[THE REQUEST] Rewrite the entries below, replacing every "centile-label" with "percentile-label" and leaving everything else unchanged.
____
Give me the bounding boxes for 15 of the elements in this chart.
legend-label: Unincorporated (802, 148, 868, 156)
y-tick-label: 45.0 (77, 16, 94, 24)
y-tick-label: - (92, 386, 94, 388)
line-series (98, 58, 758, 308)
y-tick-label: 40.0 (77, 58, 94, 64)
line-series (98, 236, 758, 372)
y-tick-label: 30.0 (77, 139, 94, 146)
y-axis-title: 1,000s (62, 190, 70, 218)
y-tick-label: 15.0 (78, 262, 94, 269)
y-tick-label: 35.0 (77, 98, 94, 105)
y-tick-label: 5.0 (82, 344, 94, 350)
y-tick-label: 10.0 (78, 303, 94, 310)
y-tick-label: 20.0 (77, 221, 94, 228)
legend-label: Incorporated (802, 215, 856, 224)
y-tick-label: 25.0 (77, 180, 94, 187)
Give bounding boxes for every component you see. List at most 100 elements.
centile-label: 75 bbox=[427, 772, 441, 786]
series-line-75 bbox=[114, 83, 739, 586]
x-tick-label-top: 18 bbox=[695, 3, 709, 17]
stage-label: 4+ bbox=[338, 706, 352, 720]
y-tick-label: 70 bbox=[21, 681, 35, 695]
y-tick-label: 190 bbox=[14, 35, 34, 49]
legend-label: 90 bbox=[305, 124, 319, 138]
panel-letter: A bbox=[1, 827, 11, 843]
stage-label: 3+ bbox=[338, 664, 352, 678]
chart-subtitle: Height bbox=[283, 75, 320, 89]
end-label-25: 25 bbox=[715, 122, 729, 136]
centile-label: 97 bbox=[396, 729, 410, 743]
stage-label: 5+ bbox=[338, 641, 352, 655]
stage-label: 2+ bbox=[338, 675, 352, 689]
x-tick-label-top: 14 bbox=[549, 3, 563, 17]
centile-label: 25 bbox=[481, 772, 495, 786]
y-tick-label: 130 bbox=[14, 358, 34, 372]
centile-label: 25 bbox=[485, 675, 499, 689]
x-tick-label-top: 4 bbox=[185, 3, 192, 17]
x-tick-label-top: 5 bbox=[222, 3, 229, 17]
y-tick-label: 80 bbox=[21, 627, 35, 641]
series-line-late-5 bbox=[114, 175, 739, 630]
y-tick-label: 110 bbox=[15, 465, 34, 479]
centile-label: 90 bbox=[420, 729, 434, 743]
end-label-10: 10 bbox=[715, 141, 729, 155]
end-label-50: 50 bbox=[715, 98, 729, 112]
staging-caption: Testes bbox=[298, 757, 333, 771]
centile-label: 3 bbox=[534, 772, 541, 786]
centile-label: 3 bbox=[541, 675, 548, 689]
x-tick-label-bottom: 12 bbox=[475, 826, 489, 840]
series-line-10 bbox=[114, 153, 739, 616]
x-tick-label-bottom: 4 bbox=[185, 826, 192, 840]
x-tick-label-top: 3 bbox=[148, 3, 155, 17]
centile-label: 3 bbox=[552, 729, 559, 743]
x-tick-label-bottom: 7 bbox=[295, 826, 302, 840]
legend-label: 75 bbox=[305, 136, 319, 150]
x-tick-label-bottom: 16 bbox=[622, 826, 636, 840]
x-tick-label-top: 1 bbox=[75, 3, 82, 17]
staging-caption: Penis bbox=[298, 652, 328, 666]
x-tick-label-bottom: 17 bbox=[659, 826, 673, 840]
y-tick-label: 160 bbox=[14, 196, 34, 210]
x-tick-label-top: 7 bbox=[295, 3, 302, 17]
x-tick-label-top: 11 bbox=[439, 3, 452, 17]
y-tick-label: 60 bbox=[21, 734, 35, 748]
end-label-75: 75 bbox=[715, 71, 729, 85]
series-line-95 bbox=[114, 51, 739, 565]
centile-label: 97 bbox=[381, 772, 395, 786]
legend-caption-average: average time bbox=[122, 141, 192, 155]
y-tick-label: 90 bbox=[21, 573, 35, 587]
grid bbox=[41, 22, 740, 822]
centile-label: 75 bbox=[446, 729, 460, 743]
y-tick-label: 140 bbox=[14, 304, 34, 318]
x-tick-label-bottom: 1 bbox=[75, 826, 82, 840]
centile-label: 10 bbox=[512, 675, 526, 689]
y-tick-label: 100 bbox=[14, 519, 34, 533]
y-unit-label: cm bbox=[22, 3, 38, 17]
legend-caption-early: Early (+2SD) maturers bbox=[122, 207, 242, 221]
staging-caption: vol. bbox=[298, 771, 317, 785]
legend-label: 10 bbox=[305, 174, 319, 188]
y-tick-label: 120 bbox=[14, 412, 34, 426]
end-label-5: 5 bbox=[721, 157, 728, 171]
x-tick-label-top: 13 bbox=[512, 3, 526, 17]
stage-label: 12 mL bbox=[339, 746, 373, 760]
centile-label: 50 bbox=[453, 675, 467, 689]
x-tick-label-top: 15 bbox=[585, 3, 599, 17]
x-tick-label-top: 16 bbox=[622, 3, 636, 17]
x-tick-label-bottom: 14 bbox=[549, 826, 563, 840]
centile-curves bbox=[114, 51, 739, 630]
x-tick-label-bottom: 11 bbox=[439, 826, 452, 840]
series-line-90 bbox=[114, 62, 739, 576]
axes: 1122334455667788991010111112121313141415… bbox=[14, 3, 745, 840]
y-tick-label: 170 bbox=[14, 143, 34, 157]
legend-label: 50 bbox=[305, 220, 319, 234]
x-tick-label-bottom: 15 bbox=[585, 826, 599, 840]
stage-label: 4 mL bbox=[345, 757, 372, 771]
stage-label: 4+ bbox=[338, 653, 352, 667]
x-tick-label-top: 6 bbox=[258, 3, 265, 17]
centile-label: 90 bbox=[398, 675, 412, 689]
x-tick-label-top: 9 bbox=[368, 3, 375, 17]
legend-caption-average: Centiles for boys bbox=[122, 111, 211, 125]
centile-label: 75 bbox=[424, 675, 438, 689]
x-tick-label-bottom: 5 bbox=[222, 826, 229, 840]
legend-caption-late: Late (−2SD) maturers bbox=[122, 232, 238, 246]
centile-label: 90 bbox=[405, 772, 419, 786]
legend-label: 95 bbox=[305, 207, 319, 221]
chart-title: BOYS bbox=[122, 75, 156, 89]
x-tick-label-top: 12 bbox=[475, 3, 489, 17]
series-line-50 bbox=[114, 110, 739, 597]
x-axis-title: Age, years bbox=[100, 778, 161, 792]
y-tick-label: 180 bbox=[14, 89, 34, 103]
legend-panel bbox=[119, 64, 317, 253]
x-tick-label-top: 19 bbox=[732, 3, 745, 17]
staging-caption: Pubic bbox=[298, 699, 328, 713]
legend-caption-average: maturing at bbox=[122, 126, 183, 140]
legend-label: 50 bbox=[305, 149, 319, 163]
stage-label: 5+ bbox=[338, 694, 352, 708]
____
[THE RESPONSE]
Give me the bounding boxes for 15 of the elements in this chart.
legend-label: Unincorporated (802, 148, 868, 156)
y-tick-label: 45.0 (77, 16, 94, 24)
y-tick-label: - (92, 386, 94, 388)
line-series (98, 58, 758, 308)
y-tick-label: 40.0 (77, 58, 94, 64)
line-series (98, 236, 758, 372)
y-tick-label: 30.0 (77, 139, 94, 146)
y-axis-title: 1,000s (62, 190, 70, 218)
y-tick-label: 15.0 (78, 262, 94, 269)
y-tick-label: 35.0 (77, 98, 94, 105)
y-tick-label: 5.0 (82, 344, 94, 350)
y-tick-label: 10.0 (78, 303, 94, 310)
y-tick-label: 20.0 (77, 221, 94, 228)
legend-label: Incorporated (802, 215, 856, 224)
y-tick-label: 25.0 (77, 180, 94, 187)
Give bounding boxes for every component you see. List at most 100 elements.
percentile-label: 75 bbox=[427, 772, 441, 786]
series-line-75 bbox=[114, 83, 739, 586]
x-tick-label-top: 18 bbox=[695, 3, 709, 17]
stage-label: 4+ bbox=[338, 706, 352, 720]
y-tick-label: 70 bbox=[21, 681, 35, 695]
y-tick-label: 190 bbox=[14, 35, 34, 49]
legend-label: 90 bbox=[305, 124, 319, 138]
panel-letter: A bbox=[1, 827, 11, 843]
stage-label: 3+ bbox=[338, 664, 352, 678]
chart-subtitle: Height bbox=[283, 75, 320, 89]
end-label-25: 25 bbox=[715, 122, 729, 136]
percentile-label: 97 bbox=[396, 729, 410, 743]
stage-label: 5+ bbox=[338, 641, 352, 655]
stage-label: 2+ bbox=[338, 675, 352, 689]
x-tick-label-top: 14 bbox=[549, 3, 563, 17]
percentile-label: 25 bbox=[481, 772, 495, 786]
y-tick-label: 130 bbox=[14, 358, 34, 372]
percentile-label: 25 bbox=[485, 675, 499, 689]
x-tick-label-top: 4 bbox=[185, 3, 192, 17]
x-tick-label-top: 5 bbox=[222, 3, 229, 17]
y-tick-label: 80 bbox=[21, 627, 35, 641]
series-line-late-5 bbox=[114, 175, 739, 630]
y-tick-label: 110 bbox=[15, 465, 34, 479]
percentile-label: 90 bbox=[420, 729, 434, 743]
end-label-10: 10 bbox=[715, 141, 729, 155]
end-label-50: 50 bbox=[715, 98, 729, 112]
staging-caption: Testes bbox=[298, 757, 333, 771]
percentile-label: 3 bbox=[534, 772, 541, 786]
percentile-label: 3 bbox=[541, 675, 548, 689]
x-tick-label-bottom: 12 bbox=[475, 826, 489, 840]
series-line-10 bbox=[114, 153, 739, 616]
x-tick-label-bottom: 4 bbox=[185, 826, 192, 840]
x-tick-label-top: 3 bbox=[148, 3, 155, 17]
percentile-label: 3 bbox=[552, 729, 559, 743]
x-tick-label-bottom: 7 bbox=[295, 826, 302, 840]
legend-label: 75 bbox=[305, 136, 319, 150]
x-tick-label-bottom: 16 bbox=[622, 826, 636, 840]
x-tick-label-top: 1 bbox=[75, 3, 82, 17]
staging-caption: Penis bbox=[298, 652, 328, 666]
x-tick-label-bottom: 17 bbox=[659, 826, 673, 840]
y-tick-label: 160 bbox=[14, 196, 34, 210]
x-tick-label-top: 7 bbox=[295, 3, 302, 17]
x-tick-label-top: 11 bbox=[439, 3, 452, 17]
y-tick-label: 60 bbox=[21, 734, 35, 748]
end-label-75: 75 bbox=[715, 71, 729, 85]
series-line-95 bbox=[114, 51, 739, 565]
percentile-label: 97 bbox=[381, 772, 395, 786]
legend-caption-average: average time bbox=[122, 141, 192, 155]
y-tick-label: 90 bbox=[21, 573, 35, 587]
grid bbox=[41, 22, 740, 822]
percentile-label: 75 bbox=[446, 729, 460, 743]
y-tick-label: 140 bbox=[14, 304, 34, 318]
x-tick-label-bottom: 1 bbox=[75, 826, 82, 840]
percentile-label: 10 bbox=[512, 675, 526, 689]
y-tick-label: 100 bbox=[14, 519, 34, 533]
y-unit-label: cm bbox=[22, 3, 38, 17]
legend-caption-early: Early (+2SD) maturers bbox=[122, 207, 242, 221]
staging-caption: vol. bbox=[298, 771, 317, 785]
legend-label: 10 bbox=[305, 174, 319, 188]
y-tick-label: 120 bbox=[14, 412, 34, 426]
end-label-5: 5 bbox=[721, 157, 728, 171]
x-tick-label-top: 13 bbox=[512, 3, 526, 17]
stage-label: 12 mL bbox=[339, 746, 373, 760]
percentile-label: 50 bbox=[453, 675, 467, 689]
x-tick-label-top: 15 bbox=[585, 3, 599, 17]
x-tick-label-top: 16 bbox=[622, 3, 636, 17]
x-tick-label-bottom: 14 bbox=[549, 826, 563, 840]
centile-curves bbox=[114, 51, 739, 630]
x-tick-label-bottom: 11 bbox=[439, 826, 452, 840]
series-line-90 bbox=[114, 62, 739, 576]
axes: 1122334455667788991010111112121313141415… bbox=[14, 3, 745, 840]
y-tick-label: 170 bbox=[14, 143, 34, 157]
legend-label: 50 bbox=[305, 220, 319, 234]
x-tick-label-bottom: 15 bbox=[585, 826, 599, 840]
stage-label: 4 mL bbox=[345, 757, 372, 771]
stage-label: 4+ bbox=[338, 653, 352, 667]
x-tick-label-top: 6 bbox=[258, 3, 265, 17]
percentile-label: 90 bbox=[398, 675, 412, 689]
x-tick-label-top: 9 bbox=[368, 3, 375, 17]
legend-caption-average: Centiles for boys bbox=[122, 111, 211, 125]
percentile-label: 75 bbox=[424, 675, 438, 689]
x-tick-label-bottom: 5 bbox=[222, 826, 229, 840]
legend-caption-late: Late (−2SD) maturers bbox=[122, 232, 238, 246]
percentile-label: 90 bbox=[405, 772, 419, 786]
legend-label: 95 bbox=[305, 207, 319, 221]
chart-title: BOYS bbox=[122, 75, 156, 89]
x-tick-label-top: 12 bbox=[475, 3, 489, 17]
series-line-50 bbox=[114, 110, 739, 597]
x-axis-title: Age, years bbox=[100, 778, 161, 792]
y-tick-label: 180 bbox=[14, 89, 34, 103]
legend-panel bbox=[119, 64, 317, 253]
x-tick-label-top: 19 bbox=[732, 3, 745, 17]
staging-caption: Pubic bbox=[298, 699, 328, 713]
legend-caption-average: maturing at bbox=[122, 126, 183, 140]
legend-label: 50 bbox=[305, 149, 319, 163]
stage-label: 5+ bbox=[338, 694, 352, 708]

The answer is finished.